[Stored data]
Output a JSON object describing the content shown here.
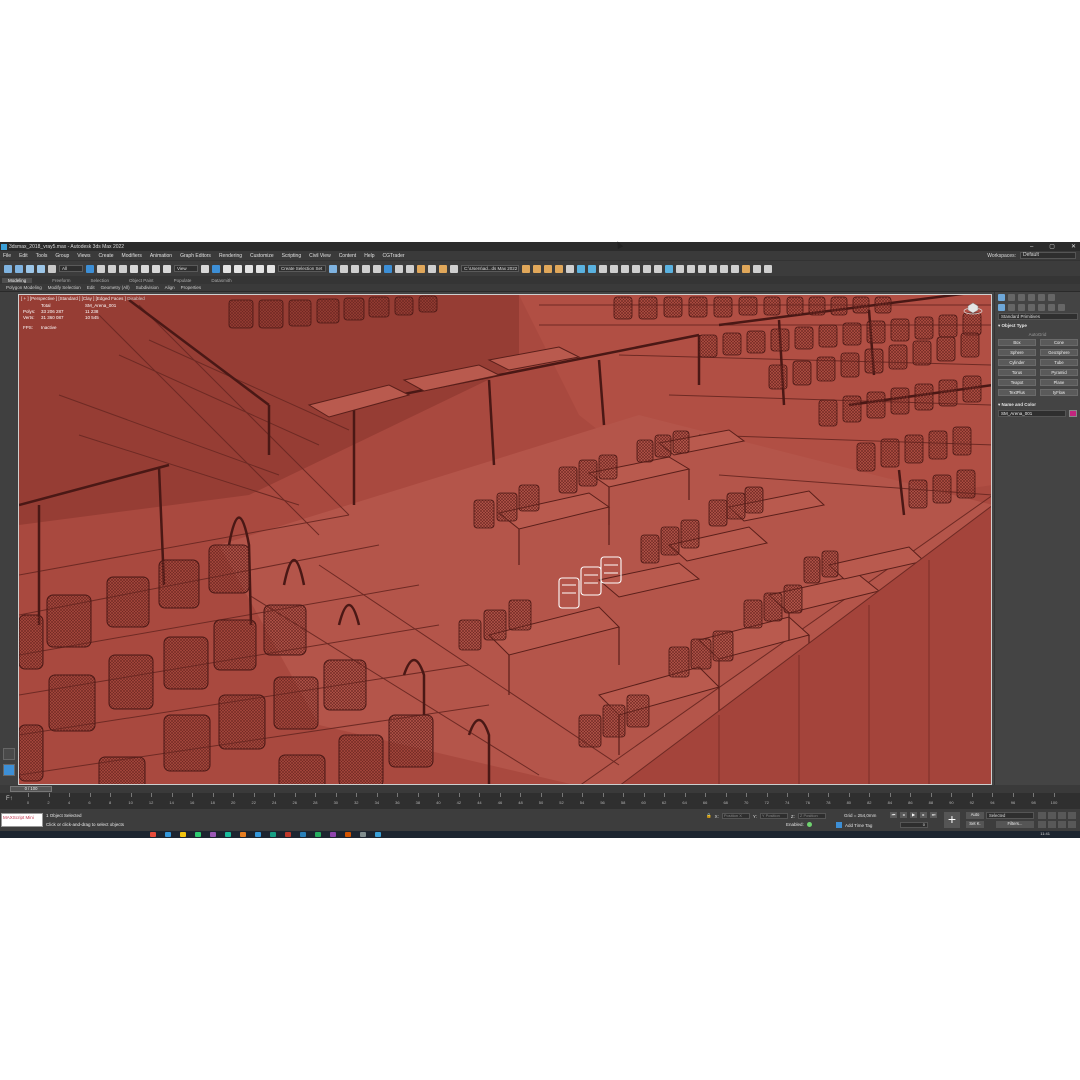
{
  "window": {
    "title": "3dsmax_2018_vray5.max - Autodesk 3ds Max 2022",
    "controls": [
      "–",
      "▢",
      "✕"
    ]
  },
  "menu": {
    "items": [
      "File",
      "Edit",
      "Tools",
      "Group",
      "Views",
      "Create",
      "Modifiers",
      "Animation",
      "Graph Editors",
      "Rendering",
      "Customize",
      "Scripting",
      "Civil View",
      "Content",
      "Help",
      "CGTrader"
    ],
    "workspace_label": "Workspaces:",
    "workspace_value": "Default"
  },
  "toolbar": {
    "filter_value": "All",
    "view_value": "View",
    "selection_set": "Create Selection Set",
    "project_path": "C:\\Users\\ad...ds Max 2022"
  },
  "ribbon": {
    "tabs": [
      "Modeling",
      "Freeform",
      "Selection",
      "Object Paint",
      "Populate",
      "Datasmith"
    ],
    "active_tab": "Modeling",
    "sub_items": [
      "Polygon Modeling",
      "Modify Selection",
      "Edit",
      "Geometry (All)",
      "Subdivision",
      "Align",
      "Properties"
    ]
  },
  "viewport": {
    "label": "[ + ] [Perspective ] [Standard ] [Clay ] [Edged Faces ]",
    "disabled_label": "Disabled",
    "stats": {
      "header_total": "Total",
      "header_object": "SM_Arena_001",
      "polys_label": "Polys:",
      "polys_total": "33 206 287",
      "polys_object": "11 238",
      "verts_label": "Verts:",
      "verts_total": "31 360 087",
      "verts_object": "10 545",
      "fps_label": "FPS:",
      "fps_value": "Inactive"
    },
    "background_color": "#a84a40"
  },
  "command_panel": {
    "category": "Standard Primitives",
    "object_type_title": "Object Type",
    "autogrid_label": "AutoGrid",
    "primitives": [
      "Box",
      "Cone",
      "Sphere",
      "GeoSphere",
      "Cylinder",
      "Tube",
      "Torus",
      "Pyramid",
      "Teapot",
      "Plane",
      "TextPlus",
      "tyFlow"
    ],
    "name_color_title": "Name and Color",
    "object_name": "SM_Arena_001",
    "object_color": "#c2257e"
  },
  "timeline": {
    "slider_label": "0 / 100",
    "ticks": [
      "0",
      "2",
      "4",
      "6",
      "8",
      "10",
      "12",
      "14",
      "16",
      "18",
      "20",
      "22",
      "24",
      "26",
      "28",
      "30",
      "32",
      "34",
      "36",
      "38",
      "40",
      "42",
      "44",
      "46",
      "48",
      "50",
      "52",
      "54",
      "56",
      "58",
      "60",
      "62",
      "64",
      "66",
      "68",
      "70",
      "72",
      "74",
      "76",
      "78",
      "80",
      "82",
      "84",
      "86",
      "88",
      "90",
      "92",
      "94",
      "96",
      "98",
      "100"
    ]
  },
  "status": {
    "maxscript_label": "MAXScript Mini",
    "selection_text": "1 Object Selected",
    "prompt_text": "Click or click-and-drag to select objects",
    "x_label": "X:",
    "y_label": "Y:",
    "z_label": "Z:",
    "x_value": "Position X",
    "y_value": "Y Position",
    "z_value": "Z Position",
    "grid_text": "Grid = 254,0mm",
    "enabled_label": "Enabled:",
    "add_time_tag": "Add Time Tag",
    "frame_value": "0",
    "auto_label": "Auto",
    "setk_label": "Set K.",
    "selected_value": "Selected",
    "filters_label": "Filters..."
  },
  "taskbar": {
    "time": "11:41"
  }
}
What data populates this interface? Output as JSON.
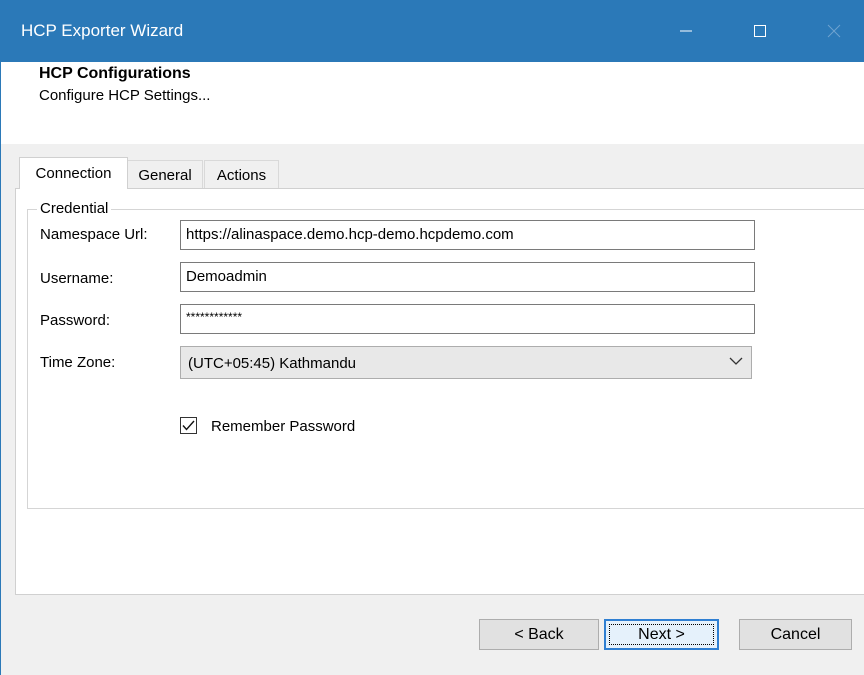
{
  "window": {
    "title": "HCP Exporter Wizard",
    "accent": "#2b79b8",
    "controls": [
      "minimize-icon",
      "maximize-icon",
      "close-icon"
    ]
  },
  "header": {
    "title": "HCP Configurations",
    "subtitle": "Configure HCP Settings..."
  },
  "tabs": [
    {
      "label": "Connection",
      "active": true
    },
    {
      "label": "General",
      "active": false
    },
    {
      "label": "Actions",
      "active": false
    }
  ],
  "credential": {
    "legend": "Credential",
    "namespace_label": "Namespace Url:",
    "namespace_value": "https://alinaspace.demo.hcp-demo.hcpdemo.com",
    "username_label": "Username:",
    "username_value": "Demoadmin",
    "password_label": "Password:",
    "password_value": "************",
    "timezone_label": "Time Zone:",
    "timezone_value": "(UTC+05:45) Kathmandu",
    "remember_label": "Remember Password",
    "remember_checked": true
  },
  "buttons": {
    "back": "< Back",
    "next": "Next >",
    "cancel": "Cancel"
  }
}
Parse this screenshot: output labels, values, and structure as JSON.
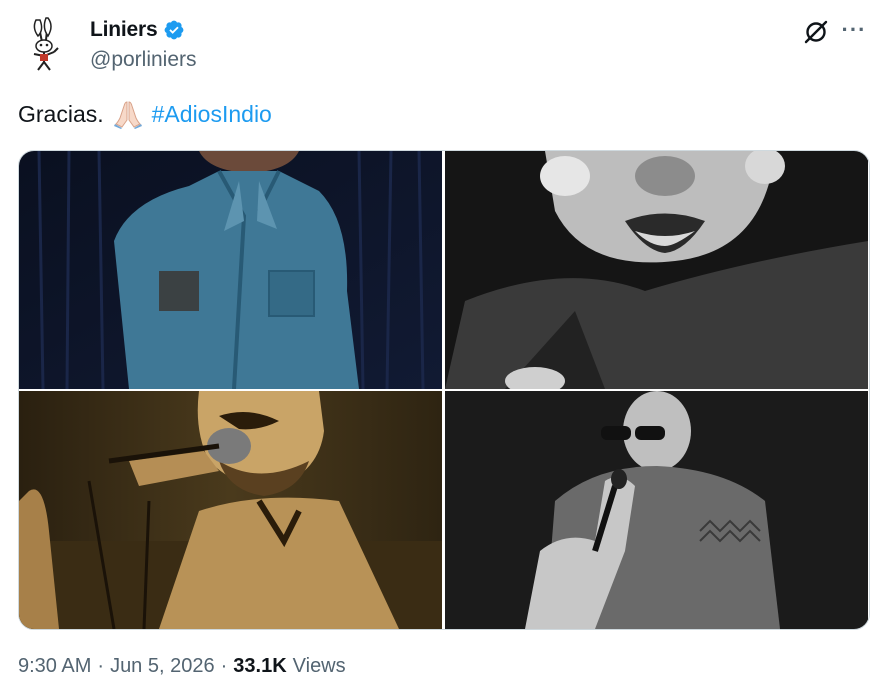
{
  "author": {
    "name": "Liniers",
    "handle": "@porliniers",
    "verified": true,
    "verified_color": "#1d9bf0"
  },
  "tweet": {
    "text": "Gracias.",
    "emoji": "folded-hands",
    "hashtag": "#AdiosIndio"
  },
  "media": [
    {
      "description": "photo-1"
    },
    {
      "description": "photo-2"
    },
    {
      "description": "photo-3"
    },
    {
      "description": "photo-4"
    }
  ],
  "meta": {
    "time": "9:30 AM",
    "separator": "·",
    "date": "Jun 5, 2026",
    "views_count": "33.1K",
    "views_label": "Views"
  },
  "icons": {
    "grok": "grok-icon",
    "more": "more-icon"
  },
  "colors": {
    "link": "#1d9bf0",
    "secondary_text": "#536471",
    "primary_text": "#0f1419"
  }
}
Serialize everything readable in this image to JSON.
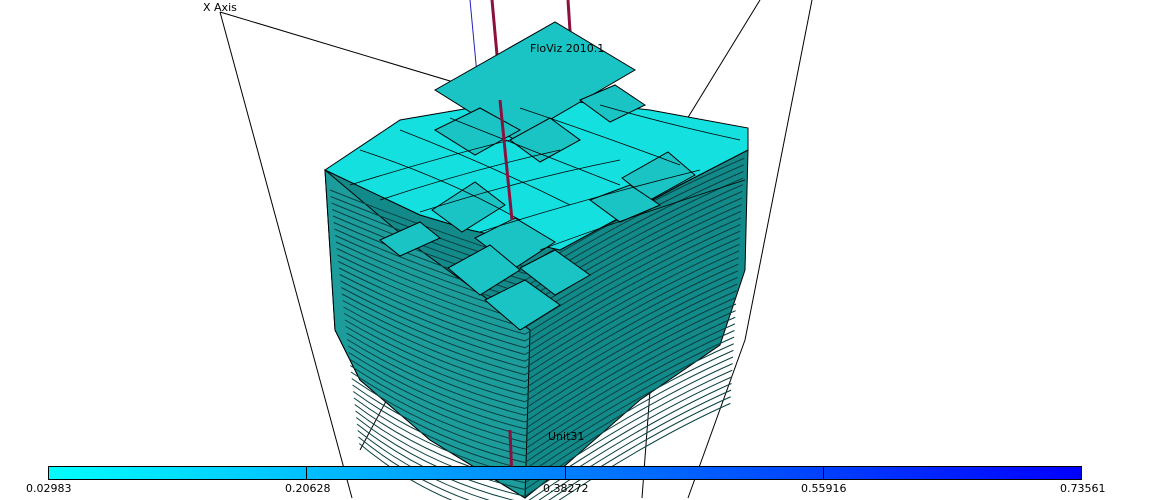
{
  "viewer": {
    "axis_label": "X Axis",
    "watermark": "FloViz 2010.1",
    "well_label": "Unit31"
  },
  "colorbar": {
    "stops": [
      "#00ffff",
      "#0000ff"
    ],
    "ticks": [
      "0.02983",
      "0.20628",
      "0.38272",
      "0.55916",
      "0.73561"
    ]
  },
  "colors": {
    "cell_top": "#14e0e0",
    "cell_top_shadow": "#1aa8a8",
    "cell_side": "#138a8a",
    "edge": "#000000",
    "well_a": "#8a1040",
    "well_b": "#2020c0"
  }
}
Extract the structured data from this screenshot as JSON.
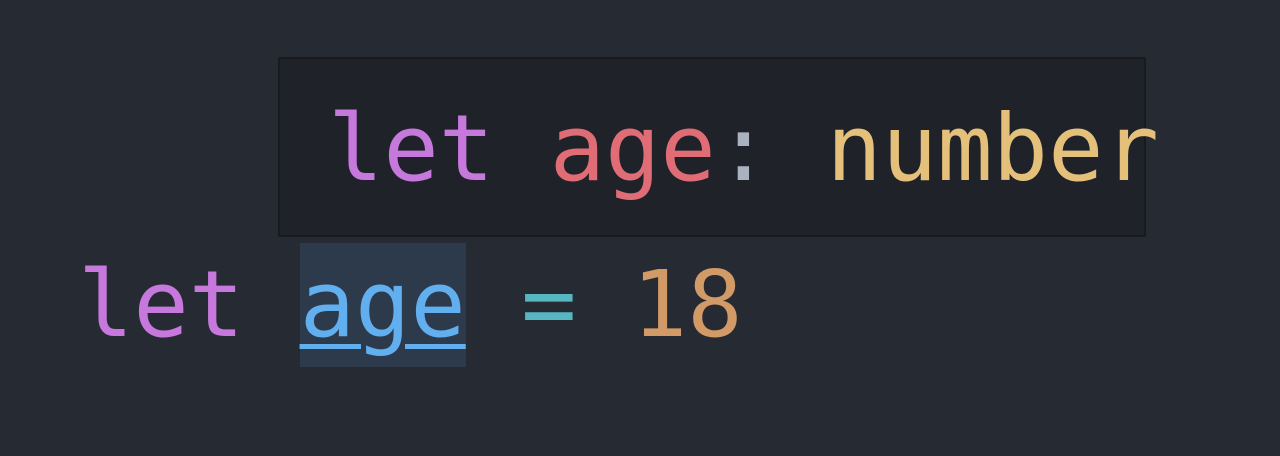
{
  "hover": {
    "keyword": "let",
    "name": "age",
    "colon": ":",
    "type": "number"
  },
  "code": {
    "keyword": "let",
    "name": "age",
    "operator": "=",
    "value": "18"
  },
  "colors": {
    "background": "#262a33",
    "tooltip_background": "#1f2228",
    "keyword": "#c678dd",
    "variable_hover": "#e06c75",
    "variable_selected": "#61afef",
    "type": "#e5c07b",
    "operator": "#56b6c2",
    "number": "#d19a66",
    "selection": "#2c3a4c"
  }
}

## Short task
Repeat the records above exactly, omitting every picture.

## Solution below
Output a JSON object describing the content shown here.
{
  "window": {
    "title": "3dsmax_2018_vray5.max - Autodesk 3ds Max 2022",
    "controls": [
      "–",
      "▢",
      "✕"
    ]
  },
  "menu": {
    "items": [
      "File",
      "Edit",
      "Tools",
      "Group",
      "Views",
      "Create",
      "Modifiers",
      "Animation",
      "Graph Editors",
      "Rendering",
      "Customize",
      "Scripting",
      "Civil View",
      "Content",
      "Help",
      "CGTrader"
    ],
    "workspace_label": "Workspaces:",
    "workspace_value": "Default"
  },
  "toolbar": {
    "filter_value": "All",
    "view_value": "View",
    "selection_set": "Create Selection Set",
    "project_path": "C:\\Users\\ad...ds Max 2022"
  },
  "ribbon": {
    "tabs": [
      "Modeling",
      "Freeform",
      "Selection",
      "Object Paint",
      "Populate",
      "Datasmith"
    ],
    "active_tab": "Modeling",
    "sub_items": [
      "Polygon Modeling",
      "Modify Selection",
      "Edit",
      "Geometry (All)",
      "Subdivision",
      "Align",
      "Properties"
    ]
  },
  "viewport": {
    "label": "[ + ] [Perspective ] [Standard ] [Clay ] [Edged Faces ]",
    "disabled_label": "Disabled",
    "stats": {
      "header_total": "Total",
      "header_object": "SM_Arena_001",
      "polys_label": "Polys:",
      "polys_total": "33 206 287",
      "polys_object": "11 238",
      "verts_label": "Verts:",
      "verts_total": "31 360 087",
      "verts_object": "10 545",
      "fps_label": "FPS:",
      "fps_value": "Inactive"
    },
    "background_color": "#a84a40"
  },
  "command_panel": {
    "category": "Standard Primitives",
    "object_type_title": "Object Type",
    "autogrid_label": "AutoGrid",
    "primitives": [
      "Box",
      "Cone",
      "Sphere",
      "GeoSphere",
      "Cylinder",
      "Tube",
      "Torus",
      "Pyramid",
      "Teapot",
      "Plane",
      "TextPlus",
      "tyFlow"
    ],
    "name_color_title": "Name and Color",
    "object_name": "SM_Arena_001",
    "object_color": "#c2257e"
  },
  "timeline": {
    "slider_label": "0 / 100",
    "ticks": [
      "0",
      "2",
      "4",
      "6",
      "8",
      "10",
      "12",
      "14",
      "16",
      "18",
      "20",
      "22",
      "24",
      "26",
      "28",
      "30",
      "32",
      "34",
      "36",
      "38",
      "40",
      "42",
      "44",
      "46",
      "48",
      "50",
      "52",
      "54",
      "56",
      "58",
      "60",
      "62",
      "64",
      "66",
      "68",
      "70",
      "72",
      "74",
      "76",
      "78",
      "80",
      "82",
      "84",
      "86",
      "88",
      "90",
      "92",
      "94",
      "96",
      "98",
      "100"
    ]
  },
  "status": {
    "maxscript_label": "MAXScript Mini",
    "selection_text": "1 Object Selected",
    "prompt_text": "Click or click-and-drag to select objects",
    "x_label": "X:",
    "y_label": "Y:",
    "z_label": "Z:",
    "x_value": "Position X",
    "y_value": "Y Position",
    "z_value": "Z Position",
    "grid_text": "Grid = 254,0mm",
    "enabled_label": "Enabled:",
    "add_time_tag": "Add Time Tag",
    "frame_value": "0",
    "auto_label": "Auto",
    "setk_label": "Set K.",
    "selected_value": "Selected",
    "filters_label": "Filters..."
  },
  "taskbar": {
    "time": "11:41"
  }
}
What data populates this interface? Output as JSON.
{
  "window": {
    "title": "HCP Exporter Wizard",
    "accent": "#2b79b8",
    "controls": [
      "minimize-icon",
      "maximize-icon",
      "close-icon"
    ]
  },
  "header": {
    "title": "HCP Configurations",
    "subtitle": "Configure HCP Settings..."
  },
  "tabs": [
    {
      "label": "Connection",
      "active": true
    },
    {
      "label": "General",
      "active": false
    },
    {
      "label": "Actions",
      "active": false
    }
  ],
  "credential": {
    "legend": "Credential",
    "namespace_label": "Namespace Url:",
    "namespace_value": "https://alinaspace.demo.hcp-demo.hcpdemo.com",
    "username_label": "Username:",
    "username_value": "Demoadmin",
    "password_label": "Password:",
    "password_value": "************",
    "timezone_label": "Time Zone:",
    "timezone_value": "(UTC+05:45) Kathmandu",
    "remember_label": "Remember Password",
    "remember_checked": true
  },
  "buttons": {
    "back": "< Back",
    "next": "Next >",
    "cancel": "Cancel"
  }
}
Parse this screenshot: output labels, values, and structure as JSON.
{
  "author": {
    "name": "Liniers",
    "handle": "@porliniers",
    "verified": true,
    "verified_color": "#1d9bf0"
  },
  "tweet": {
    "text": "Gracias.",
    "emoji": "folded-hands",
    "hashtag": "#AdiosIndio"
  },
  "media": [
    {
      "description": "photo-1"
    },
    {
      "description": "photo-2"
    },
    {
      "description": "photo-3"
    },
    {
      "description": "photo-4"
    }
  ],
  "meta": {
    "time": "9:30 AM",
    "separator": "·",
    "date": "Jun 5, 2026",
    "views_count": "33.1K",
    "views_label": "Views"
  },
  "icons": {
    "grok": "grok-icon",
    "more": "more-icon"
  },
  "colors": {
    "link": "#1d9bf0",
    "secondary_text": "#536471",
    "primary_text": "#0f1419"
  }
}
Serialize everything readable in this image to JSON.
{
  "viewer": {
    "axis_label": "X Axis",
    "watermark": "FloViz 2010.1",
    "well_label": "Unit31"
  },
  "colorbar": {
    "stops": [
      "#00ffff",
      "#0000ff"
    ],
    "ticks": [
      "0.02983",
      "0.20628",
      "0.38272",
      "0.55916",
      "0.73561"
    ]
  },
  "colors": {
    "cell_top": "#14e0e0",
    "cell_top_shadow": "#1aa8a8",
    "cell_side": "#138a8a",
    "edge": "#000000",
    "well_a": "#8a1040",
    "well_b": "#2020c0"
  }
}
Extract the structured data from this screenshot as JSON.
{
  "hover": {
    "keyword": "let",
    "name": "age",
    "colon": ":",
    "type": "number"
  },
  "code": {
    "keyword": "let",
    "name": "age",
    "operator": "=",
    "value": "18"
  },
  "colors": {
    "background": "#262a33",
    "tooltip_background": "#1f2228",
    "keyword": "#c678dd",
    "variable_hover": "#e06c75",
    "variable_selected": "#61afef",
    "type": "#e5c07b",
    "operator": "#56b6c2",
    "number": "#d19a66",
    "selection": "#2c3a4c"
  }
}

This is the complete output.